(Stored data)
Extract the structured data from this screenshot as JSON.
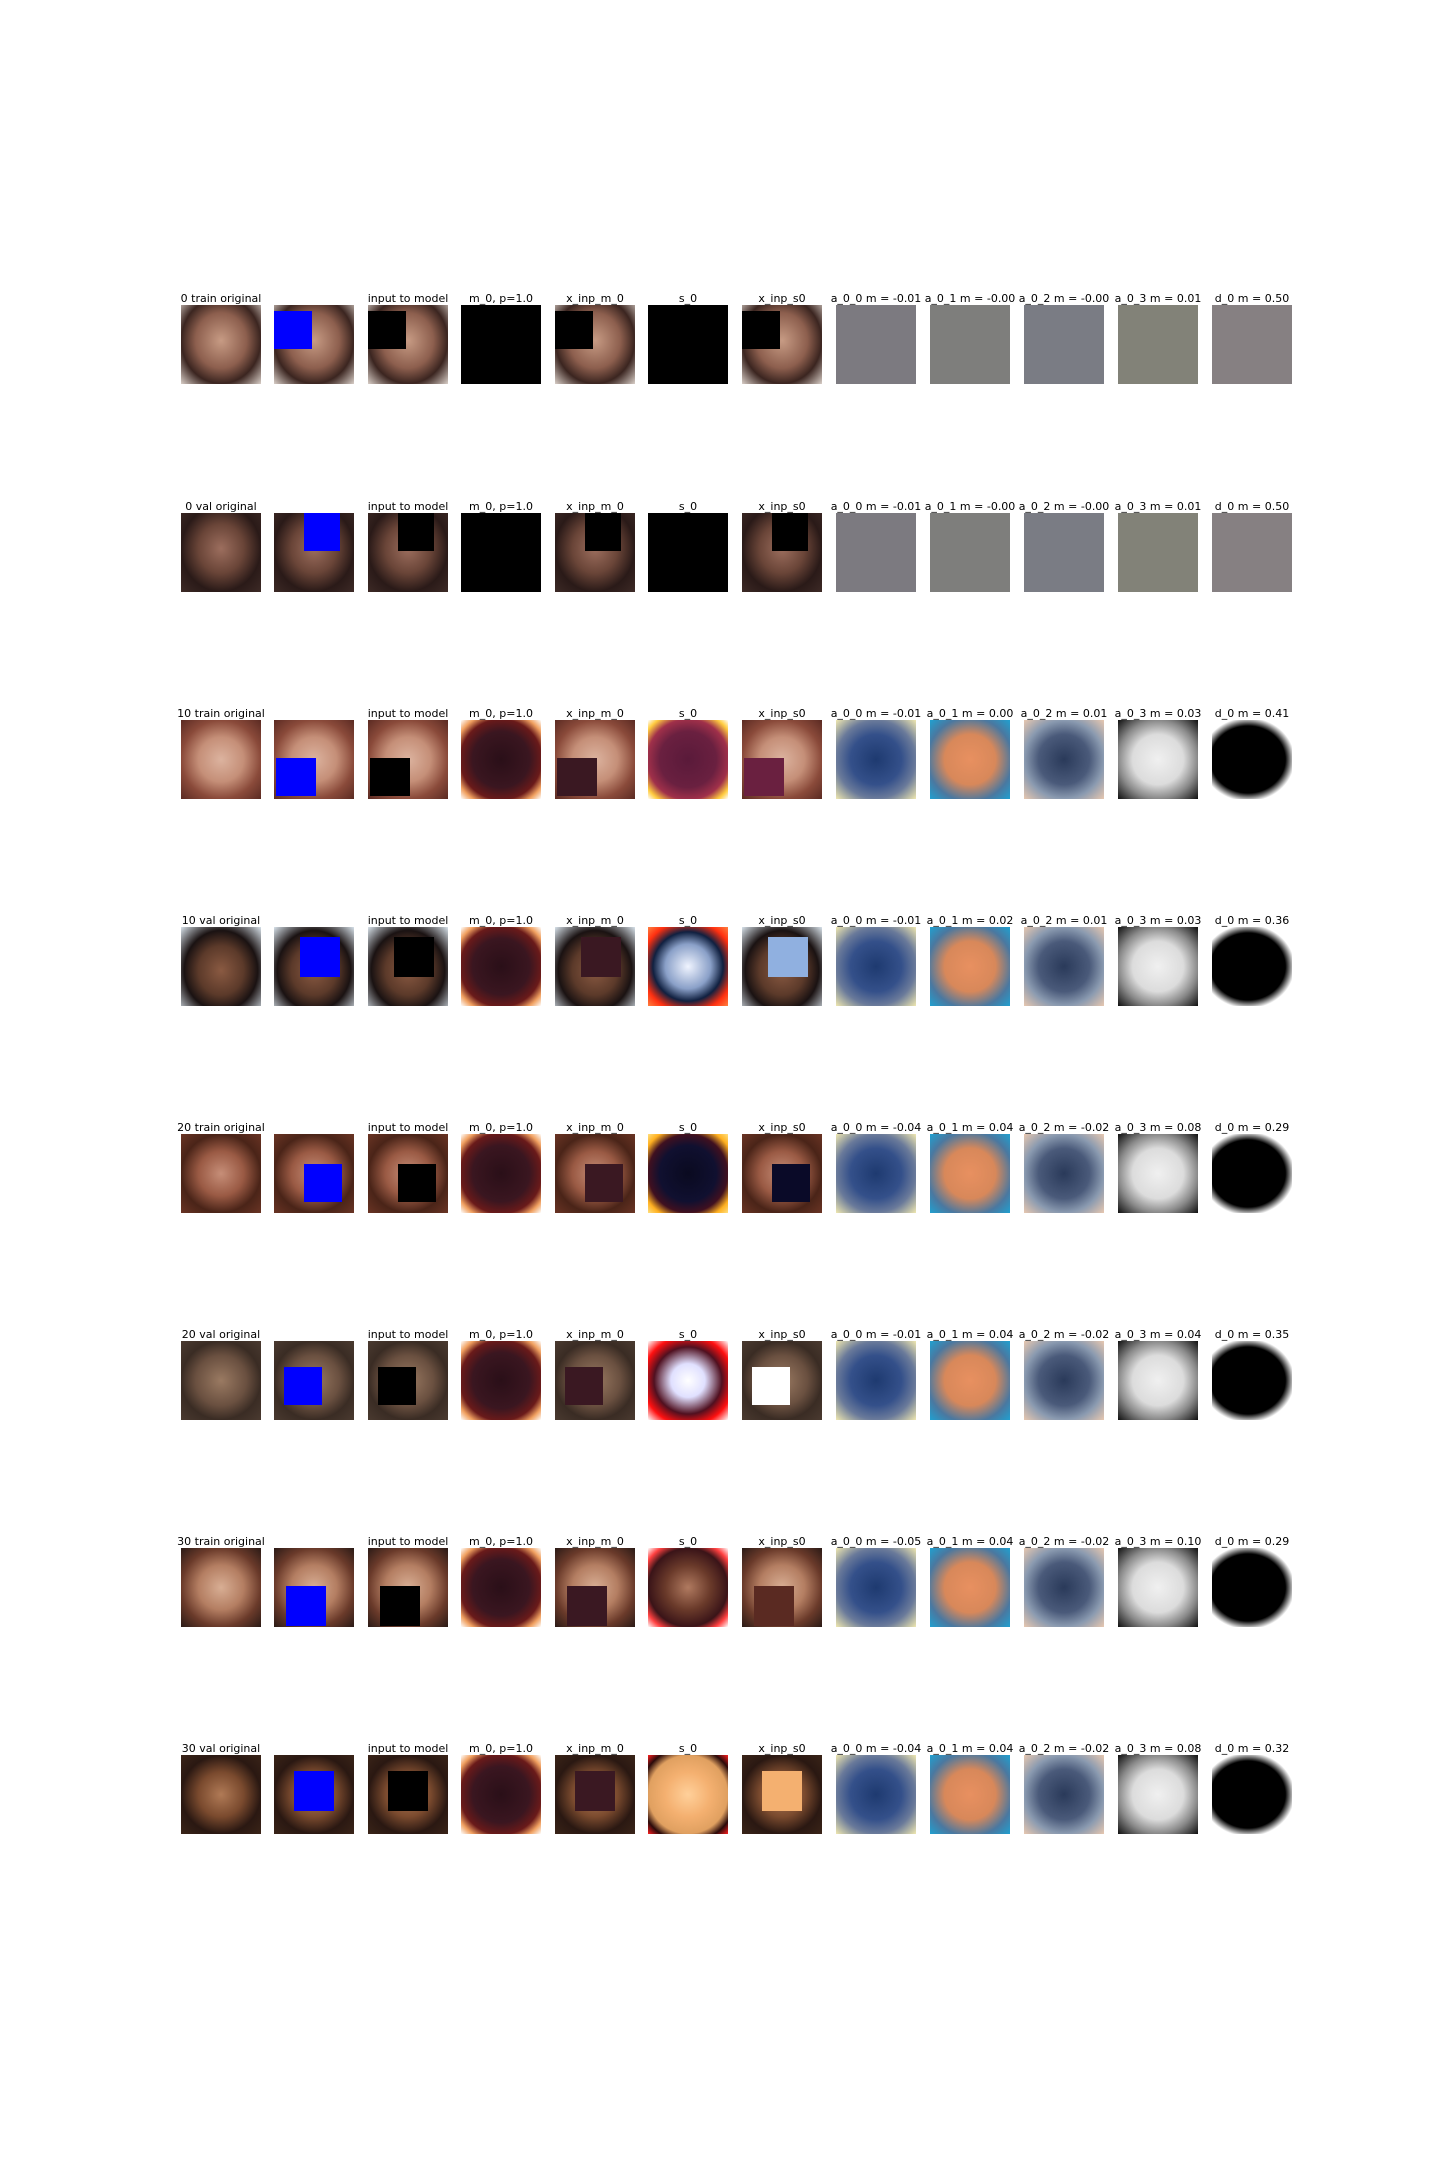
{
  "figure": {
    "columns": [
      "original",
      "",
      "input to model",
      "m_0, p=1.0",
      "x_inp_m_0",
      "s_0",
      "x_inp_s0",
      "a_0_0 m = ",
      "a_0_1 m = ",
      "a_0_2 m = ",
      "a_0_3 m = ",
      "d_0 m = "
    ],
    "rows": [
      {
        "row_label": "0 train",
        "a00": "-0.01",
        "a01": "-0.00",
        "a02": "-0.00",
        "a03": "0.01",
        "d0": "0.50"
      },
      {
        "row_label": "0 val",
        "a00": "-0.01",
        "a01": "-0.00",
        "a02": "-0.00",
        "a03": "0.01",
        "d0": "0.50"
      },
      {
        "row_label": "10 train",
        "a00": "-0.01",
        "a01": "0.00",
        "a02": "0.01",
        "a03": "0.03",
        "d0": "0.41"
      },
      {
        "row_label": "10 val",
        "a00": "-0.01",
        "a01": "0.02",
        "a02": "0.01",
        "a03": "0.03",
        "d0": "0.36"
      },
      {
        "row_label": "20 train",
        "a00": "-0.04",
        "a01": "0.04",
        "a02": "-0.02",
        "a03": "0.08",
        "d0": "0.29"
      },
      {
        "row_label": "20 val",
        "a00": "-0.01",
        "a01": "0.04",
        "a02": "-0.02",
        "a03": "0.04",
        "d0": "0.35"
      },
      {
        "row_label": "30 train",
        "a00": "-0.05",
        "a01": "0.04",
        "a02": "-0.02",
        "a03": "0.10",
        "d0": "0.29"
      },
      {
        "row_label": "30 val",
        "a00": "-0.04",
        "a01": "0.04",
        "a02": "-0.02",
        "a03": "0.08",
        "d0": "0.32"
      }
    ],
    "colors": {
      "occluder_blue": "#0000ff",
      "occluder_black": "#000000",
      "gray_tile": "#7d7b80"
    }
  }
}
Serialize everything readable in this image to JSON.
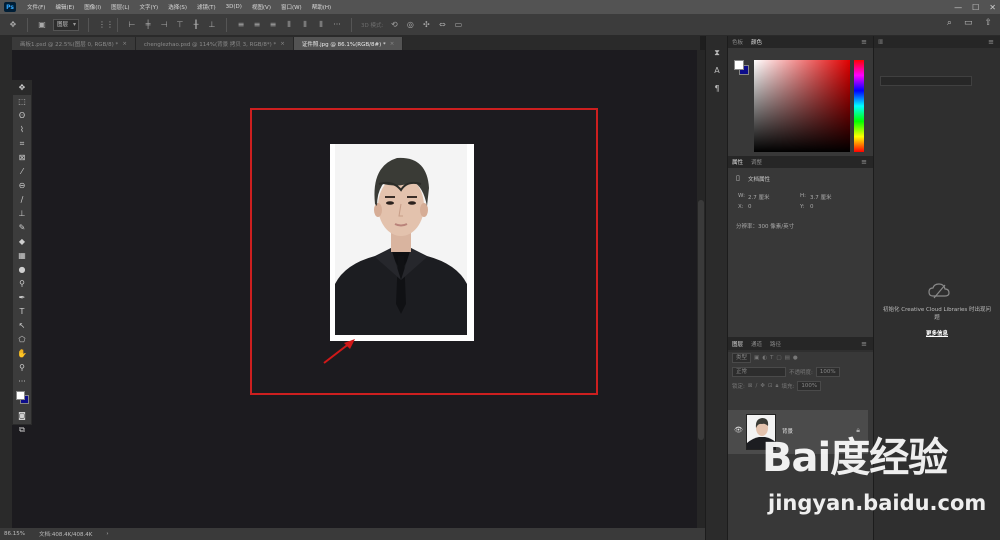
{
  "menubar": {
    "items": [
      "文件(F)",
      "编辑(E)",
      "图像(I)",
      "图层(L)",
      "文字(Y)",
      "选择(S)",
      "滤镜(T)",
      "3D(D)",
      "视图(V)",
      "窗口(W)",
      "帮助(H)"
    ]
  },
  "optbar": {
    "auto_select": "图层",
    "mode_3d": "3D 模式:"
  },
  "tabs": [
    {
      "label": "画板1.psd @ 22.5%(图层 0, RGB/8) *"
    },
    {
      "label": "chenglezhao.psd @ 114%(背景 拷贝 3, RGB/8*) *"
    },
    {
      "label": "证件照.jpg @ 86.1%(RGB/8#) *"
    }
  ],
  "status": {
    "zoom": "86.15%",
    "doc": "文档:408.4K/408.4K"
  },
  "color_panel": {
    "tabs": [
      "色板",
      "颜色"
    ],
    "fg_color": "#ffffff",
    "bg_color": "#0d0d8a"
  },
  "properties": {
    "tabs": [
      "属性",
      "调整"
    ],
    "title": "文档属性",
    "w_label": "W:",
    "w_value": "2.7 厘米",
    "h_label": "H:",
    "h_value": "3.7 厘米",
    "x_label": "X:",
    "x_value": "0",
    "y_label": "Y:",
    "y_value": "0",
    "resolution": "分辨率：300 像素/英寸"
  },
  "layers": {
    "tabs": [
      "图层",
      "通道",
      "路径"
    ],
    "kind": "类型",
    "blend": "正常",
    "opacity_label": "不透明度:",
    "opacity_value": "100%",
    "lock_label": "锁定:",
    "fill_label": "填充:",
    "fill_value": "100%",
    "layer_name": "背景"
  },
  "libraries": {
    "message": "初始化 Creative Cloud Libraries 时出现问题",
    "link": "更多信息"
  },
  "watermark": {
    "logo": "Bai度经验",
    "url": "jingyan.baidu.com"
  }
}
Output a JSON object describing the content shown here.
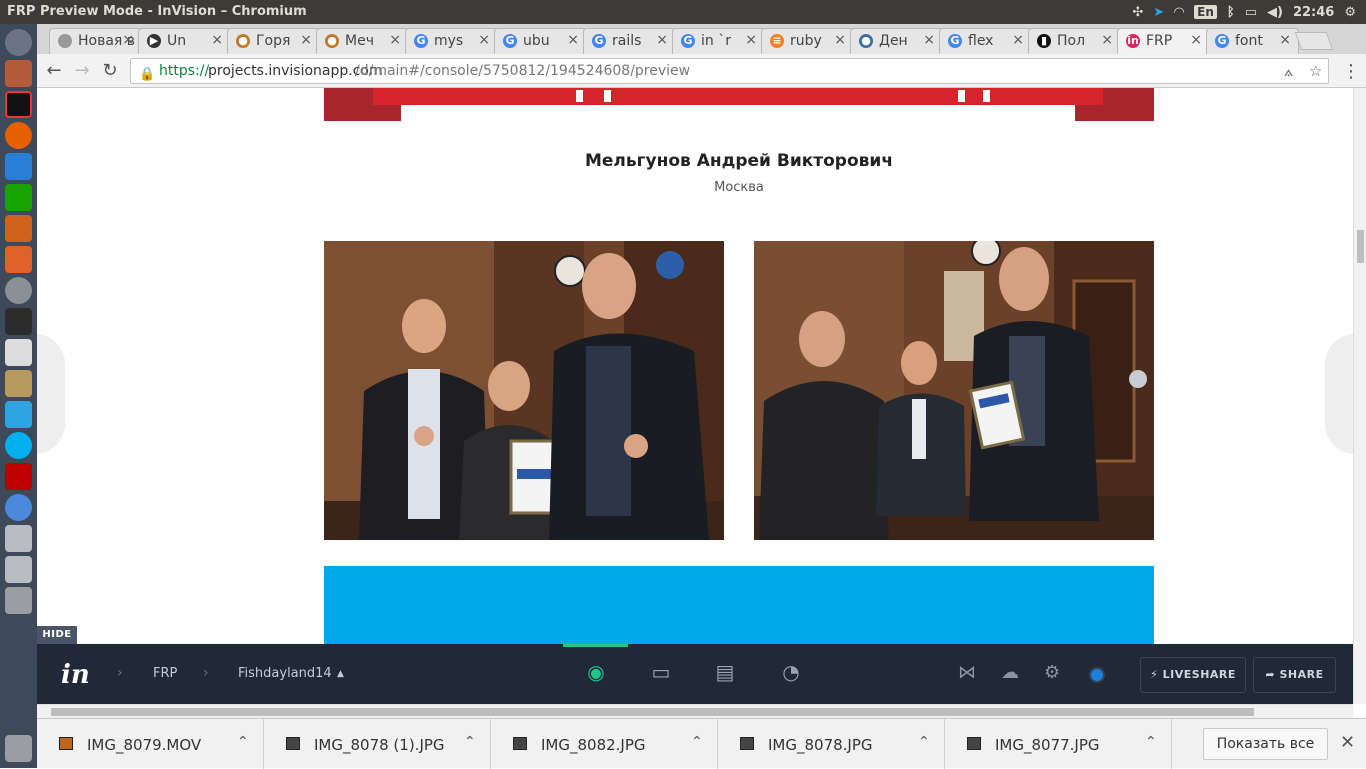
{
  "window": {
    "title": "FRP Preview Mode - InVision – Chromium"
  },
  "tray": {
    "lang": "En",
    "time": "22:46"
  },
  "tabs": [
    {
      "label": "Новая в",
      "color": "#999999",
      "glyph": ""
    },
    {
      "label": "Un",
      "color": "#333333",
      "glyph": "▶"
    },
    {
      "label": "Горя",
      "color": "#c07a2c",
      "glyph": "●"
    },
    {
      "label": "Меч",
      "color": "#c07a2c",
      "glyph": "●"
    },
    {
      "label": "mys",
      "color": "#4285f4",
      "glyph": "G"
    },
    {
      "label": "ubu",
      "color": "#4285f4",
      "glyph": "G"
    },
    {
      "label": "rails",
      "color": "#4285f4",
      "glyph": "G"
    },
    {
      "label": "in `r",
      "color": "#4285f4",
      "glyph": "G"
    },
    {
      "label": "ruby",
      "color": "#f48024",
      "glyph": "≡"
    },
    {
      "label": "Ден",
      "color": "#3a6ea5",
      "glyph": "●"
    },
    {
      "label": "flex",
      "color": "#4285f4",
      "glyph": "G"
    },
    {
      "label": "Пол",
      "color": "#111111",
      "glyph": "▮"
    },
    {
      "label": "FRP",
      "color": "#e0245e",
      "glyph": "in"
    },
    {
      "label": "font",
      "color": "#4285f4",
      "glyph": "G"
    }
  ],
  "address": {
    "scheme": "https://",
    "host": "projects.invisionapp.com",
    "path": "/d/main#/console/5750812/194524608/preview"
  },
  "content": {
    "person_name": "Мельгунов Андрей Викторович",
    "city": "Москва"
  },
  "invision": {
    "hide_label": "HIDE",
    "logo": "in",
    "project": "FRP",
    "screen": "Fishdayland14",
    "liveshare_label": "LIVESHARE",
    "share_label": "SHARE"
  },
  "downloads": {
    "items": [
      "IMG_8079.MOV",
      "IMG_8078 (1).JPG",
      "IMG_8082.JPG",
      "IMG_8078.JPG",
      "IMG_8077.JPG"
    ],
    "show_all_label": "Показать все"
  }
}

▶ TASK INSTRUCTIONS
Transcribe the material exactly, leaving every picture out.

▶ ANSWER TO THIS TASK
Extract the structured data from this screenshot as JSON.
{
  "figure": {
    "columns": [
      "original",
      "",
      "input to model",
      "m_0, p=1.0",
      "x_inp_m_0",
      "s_0",
      "x_inp_s0",
      "a_0_0 m = ",
      "a_0_1 m = ",
      "a_0_2 m = ",
      "a_0_3 m = ",
      "d_0 m = "
    ],
    "rows": [
      {
        "row_label": "0 train",
        "a00": "-0.01",
        "a01": "-0.00",
        "a02": "-0.00",
        "a03": "0.01",
        "d0": "0.50"
      },
      {
        "row_label": "0 val",
        "a00": "-0.01",
        "a01": "-0.00",
        "a02": "-0.00",
        "a03": "0.01",
        "d0": "0.50"
      },
      {
        "row_label": "10 train",
        "a00": "-0.01",
        "a01": "0.00",
        "a02": "0.01",
        "a03": "0.03",
        "d0": "0.41"
      },
      {
        "row_label": "10 val",
        "a00": "-0.01",
        "a01": "0.02",
        "a02": "0.01",
        "a03": "0.03",
        "d0": "0.36"
      },
      {
        "row_label": "20 train",
        "a00": "-0.04",
        "a01": "0.04",
        "a02": "-0.02",
        "a03": "0.08",
        "d0": "0.29"
      },
      {
        "row_label": "20 val",
        "a00": "-0.01",
        "a01": "0.04",
        "a02": "-0.02",
        "a03": "0.04",
        "d0": "0.35"
      },
      {
        "row_label": "30 train",
        "a00": "-0.05",
        "a01": "0.04",
        "a02": "-0.02",
        "a03": "0.10",
        "d0": "0.29"
      },
      {
        "row_label": "30 val",
        "a00": "-0.04",
        "a01": "0.04",
        "a02": "-0.02",
        "a03": "0.08",
        "d0": "0.32"
      }
    ],
    "colors": {
      "occluder_blue": "#0000ff",
      "occluder_black": "#000000",
      "gray_tile": "#7d7b80"
    }
  }
}
Serialize everything readable in this image to JSON.
{
  "menubar": {
    "items": [
      "文件(F)",
      "编辑(E)",
      "图像(I)",
      "图层(L)",
      "文字(Y)",
      "选择(S)",
      "滤镜(T)",
      "3D(D)",
      "视图(V)",
      "窗口(W)",
      "帮助(H)"
    ]
  },
  "optbar": {
    "auto_select": "图层",
    "mode_3d": "3D 模式:"
  },
  "tabs": [
    {
      "label": "画板1.psd @ 22.5%(图层 0, RGB/8) *"
    },
    {
      "label": "chenglezhao.psd @ 114%(背景 拷贝 3, RGB/8*) *"
    },
    {
      "label": "证件照.jpg @ 86.1%(RGB/8#) *"
    }
  ],
  "status": {
    "zoom": "86.15%",
    "doc": "文档:408.4K/408.4K"
  },
  "color_panel": {
    "tabs": [
      "色板",
      "颜色"
    ],
    "fg_color": "#ffffff",
    "bg_color": "#0d0d8a"
  },
  "properties": {
    "tabs": [
      "属性",
      "调整"
    ],
    "title": "文档属性",
    "w_label": "W:",
    "w_value": "2.7 厘米",
    "h_label": "H:",
    "h_value": "3.7 厘米",
    "x_label": "X:",
    "x_value": "0",
    "y_label": "Y:",
    "y_value": "0",
    "resolution": "分辨率：300 像素/英寸"
  },
  "layers": {
    "tabs": [
      "图层",
      "通道",
      "路径"
    ],
    "kind": "类型",
    "blend": "正常",
    "opacity_label": "不透明度:",
    "opacity_value": "100%",
    "lock_label": "锁定:",
    "fill_label": "填充:",
    "fill_value": "100%",
    "layer_name": "背景"
  },
  "libraries": {
    "message": "初始化 Creative Cloud Libraries 时出现问题",
    "link": "更多信息"
  },
  "watermark": {
    "logo": "Bai度经验",
    "url": "jingyan.baidu.com"
  }
}
Output a JSON object describing the content shown here.
{
  "window": {
    "title": "FRP Preview Mode - InVision – Chromium"
  },
  "tray": {
    "lang": "En",
    "time": "22:46"
  },
  "tabs": [
    {
      "label": "Новая в",
      "color": "#999999",
      "glyph": ""
    },
    {
      "label": "Un",
      "color": "#333333",
      "glyph": "▶"
    },
    {
      "label": "Горя",
      "color": "#c07a2c",
      "glyph": "●"
    },
    {
      "label": "Меч",
      "color": "#c07a2c",
      "glyph": "●"
    },
    {
      "label": "mys",
      "color": "#4285f4",
      "glyph": "G"
    },
    {
      "label": "ubu",
      "color": "#4285f4",
      "glyph": "G"
    },
    {
      "label": "rails",
      "color": "#4285f4",
      "glyph": "G"
    },
    {
      "label": "in `r",
      "color": "#4285f4",
      "glyph": "G"
    },
    {
      "label": "ruby",
      "color": "#f48024",
      "glyph": "≡"
    },
    {
      "label": "Ден",
      "color": "#3a6ea5",
      "glyph": "●"
    },
    {
      "label": "flex",
      "color": "#4285f4",
      "glyph": "G"
    },
    {
      "label": "Пол",
      "color": "#111111",
      "glyph": "▮"
    },
    {
      "label": "FRP",
      "color": "#e0245e",
      "glyph": "in"
    },
    {
      "label": "font",
      "color": "#4285f4",
      "glyph": "G"
    }
  ],
  "address": {
    "scheme": "https://",
    "host": "projects.invisionapp.com",
    "path": "/d/main#/console/5750812/194524608/preview"
  },
  "content": {
    "person_name": "Мельгунов Андрей Викторович",
    "city": "Москва"
  },
  "invision": {
    "hide_label": "HIDE",
    "logo": "in",
    "project": "FRP",
    "screen": "Fishdayland14",
    "liveshare_label": "LIVESHARE",
    "share_label": "SHARE"
  },
  "downloads": {
    "items": [
      "IMG_8079.MOV",
      "IMG_8078 (1).JPG",
      "IMG_8082.JPG",
      "IMG_8078.JPG",
      "IMG_8077.JPG"
    ],
    "show_all_label": "Показать все"
  }
}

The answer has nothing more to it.